Entries taken from a collection
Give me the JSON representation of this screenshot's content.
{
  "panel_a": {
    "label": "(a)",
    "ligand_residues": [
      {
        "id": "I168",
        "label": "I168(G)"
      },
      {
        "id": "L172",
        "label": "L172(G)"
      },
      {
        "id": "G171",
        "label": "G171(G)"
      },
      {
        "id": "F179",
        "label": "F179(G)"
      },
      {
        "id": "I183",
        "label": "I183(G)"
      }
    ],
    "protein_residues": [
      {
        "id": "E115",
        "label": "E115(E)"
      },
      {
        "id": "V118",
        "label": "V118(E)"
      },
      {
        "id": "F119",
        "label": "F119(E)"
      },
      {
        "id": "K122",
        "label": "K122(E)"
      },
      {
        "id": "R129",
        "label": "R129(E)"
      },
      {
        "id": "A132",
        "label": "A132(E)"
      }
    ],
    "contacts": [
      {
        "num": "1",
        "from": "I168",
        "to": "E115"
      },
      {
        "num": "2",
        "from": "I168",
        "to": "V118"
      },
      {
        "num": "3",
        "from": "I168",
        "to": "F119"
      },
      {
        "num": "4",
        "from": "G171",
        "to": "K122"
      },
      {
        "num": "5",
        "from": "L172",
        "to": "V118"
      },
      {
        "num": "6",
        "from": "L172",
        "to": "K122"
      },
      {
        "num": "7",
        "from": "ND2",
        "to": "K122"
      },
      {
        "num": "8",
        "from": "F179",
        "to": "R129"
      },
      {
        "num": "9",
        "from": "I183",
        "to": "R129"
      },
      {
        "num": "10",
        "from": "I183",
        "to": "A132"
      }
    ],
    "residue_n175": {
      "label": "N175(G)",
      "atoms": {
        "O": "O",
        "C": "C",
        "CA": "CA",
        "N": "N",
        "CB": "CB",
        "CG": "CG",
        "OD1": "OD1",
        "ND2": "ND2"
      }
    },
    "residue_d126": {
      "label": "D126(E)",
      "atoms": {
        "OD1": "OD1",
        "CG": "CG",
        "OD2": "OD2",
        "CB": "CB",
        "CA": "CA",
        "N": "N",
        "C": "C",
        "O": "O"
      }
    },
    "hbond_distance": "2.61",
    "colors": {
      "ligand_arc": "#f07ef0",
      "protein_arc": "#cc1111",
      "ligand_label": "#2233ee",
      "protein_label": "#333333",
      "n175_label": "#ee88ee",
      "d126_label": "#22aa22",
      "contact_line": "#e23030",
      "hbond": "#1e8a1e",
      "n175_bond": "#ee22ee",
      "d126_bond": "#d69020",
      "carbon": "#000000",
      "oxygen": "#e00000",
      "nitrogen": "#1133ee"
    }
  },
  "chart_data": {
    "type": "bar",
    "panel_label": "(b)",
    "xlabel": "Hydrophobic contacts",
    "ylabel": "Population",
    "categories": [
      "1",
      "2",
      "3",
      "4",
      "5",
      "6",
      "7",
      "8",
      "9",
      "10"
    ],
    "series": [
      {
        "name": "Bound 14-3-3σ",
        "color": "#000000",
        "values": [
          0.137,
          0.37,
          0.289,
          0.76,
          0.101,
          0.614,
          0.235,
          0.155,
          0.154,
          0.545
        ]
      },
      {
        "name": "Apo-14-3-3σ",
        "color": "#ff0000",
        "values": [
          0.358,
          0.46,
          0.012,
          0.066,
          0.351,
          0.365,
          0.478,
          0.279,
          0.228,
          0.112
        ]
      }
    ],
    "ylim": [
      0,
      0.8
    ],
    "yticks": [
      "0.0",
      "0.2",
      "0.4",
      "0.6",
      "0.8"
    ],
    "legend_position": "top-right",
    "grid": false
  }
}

WHAT THE TASK ASKS: Go through the data and return every record exactly.

YOUR RESPONSE:
Give me the JSON representation of this screenshot's content.
{
  "panel_a": {
    "label": "(a)",
    "ligand_residues": [
      {
        "id": "I168",
        "label": "I168(G)"
      },
      {
        "id": "L172",
        "label": "L172(G)"
      },
      {
        "id": "G171",
        "label": "G171(G)"
      },
      {
        "id": "F179",
        "label": "F179(G)"
      },
      {
        "id": "I183",
        "label": "I183(G)"
      }
    ],
    "protein_residues": [
      {
        "id": "E115",
        "label": "E115(E)"
      },
      {
        "id": "V118",
        "label": "V118(E)"
      },
      {
        "id": "F119",
        "label": "F119(E)"
      },
      {
        "id": "K122",
        "label": "K122(E)"
      },
      {
        "id": "R129",
        "label": "R129(E)"
      },
      {
        "id": "A132",
        "label": "A132(E)"
      }
    ],
    "contacts": [
      {
        "num": "1",
        "from": "I168",
        "to": "E115"
      },
      {
        "num": "2",
        "from": "I168",
        "to": "V118"
      },
      {
        "num": "3",
        "from": "I168",
        "to": "F119"
      },
      {
        "num": "4",
        "from": "G171",
        "to": "K122"
      },
      {
        "num": "5",
        "from": "L172",
        "to": "V118"
      },
      {
        "num": "6",
        "from": "L172",
        "to": "K122"
      },
      {
        "num": "7",
        "from": "ND2",
        "to": "K122"
      },
      {
        "num": "8",
        "from": "F179",
        "to": "R129"
      },
      {
        "num": "9",
        "from": "I183",
        "to": "R129"
      },
      {
        "num": "10",
        "from": "I183",
        "to": "A132"
      }
    ],
    "residue_n175": {
      "label": "N175(G)",
      "atoms": {
        "O": "O",
        "C": "C",
        "CA": "CA",
        "N": "N",
        "CB": "CB",
        "CG": "CG",
        "OD1": "OD1",
        "ND2": "ND2"
      }
    },
    "residue_d126": {
      "label": "D126(E)",
      "atoms": {
        "OD1": "OD1",
        "CG": "CG",
        "OD2": "OD2",
        "CB": "CB",
        "CA": "CA",
        "N": "N",
        "C": "C",
        "O": "O"
      }
    },
    "hbond_distance": "2.61",
    "colors": {
      "ligand_arc": "#f07ef0",
      "protein_arc": "#cc1111",
      "ligand_label": "#2233ee",
      "protein_label": "#333333",
      "n175_label": "#ee88ee",
      "d126_label": "#22aa22",
      "contact_line": "#e23030",
      "hbond": "#1e8a1e",
      "n175_bond": "#ee22ee",
      "d126_bond": "#d69020",
      "carbon": "#000000",
      "oxygen": "#e00000",
      "nitrogen": "#1133ee"
    }
  },
  "chart_data": {
    "type": "bar",
    "panel_label": "(b)",
    "xlabel": "Hydrophobic contacts",
    "ylabel": "Population",
    "categories": [
      "1",
      "2",
      "3",
      "4",
      "5",
      "6",
      "7",
      "8",
      "9",
      "10"
    ],
    "series": [
      {
        "name": "Bound 14-3-3σ",
        "color": "#000000",
        "values": [
          0.137,
          0.37,
          0.289,
          0.76,
          0.101,
          0.614,
          0.235,
          0.155,
          0.154,
          0.545
        ]
      },
      {
        "name": "Apo-14-3-3σ",
        "color": "#ff0000",
        "values": [
          0.358,
          0.46,
          0.012,
          0.066,
          0.351,
          0.365,
          0.478,
          0.279,
          0.228,
          0.112
        ]
      }
    ],
    "ylim": [
      0,
      0.8
    ],
    "yticks": [
      "0.0",
      "0.2",
      "0.4",
      "0.6",
      "0.8"
    ],
    "legend_position": "top-right",
    "grid": false
  }
}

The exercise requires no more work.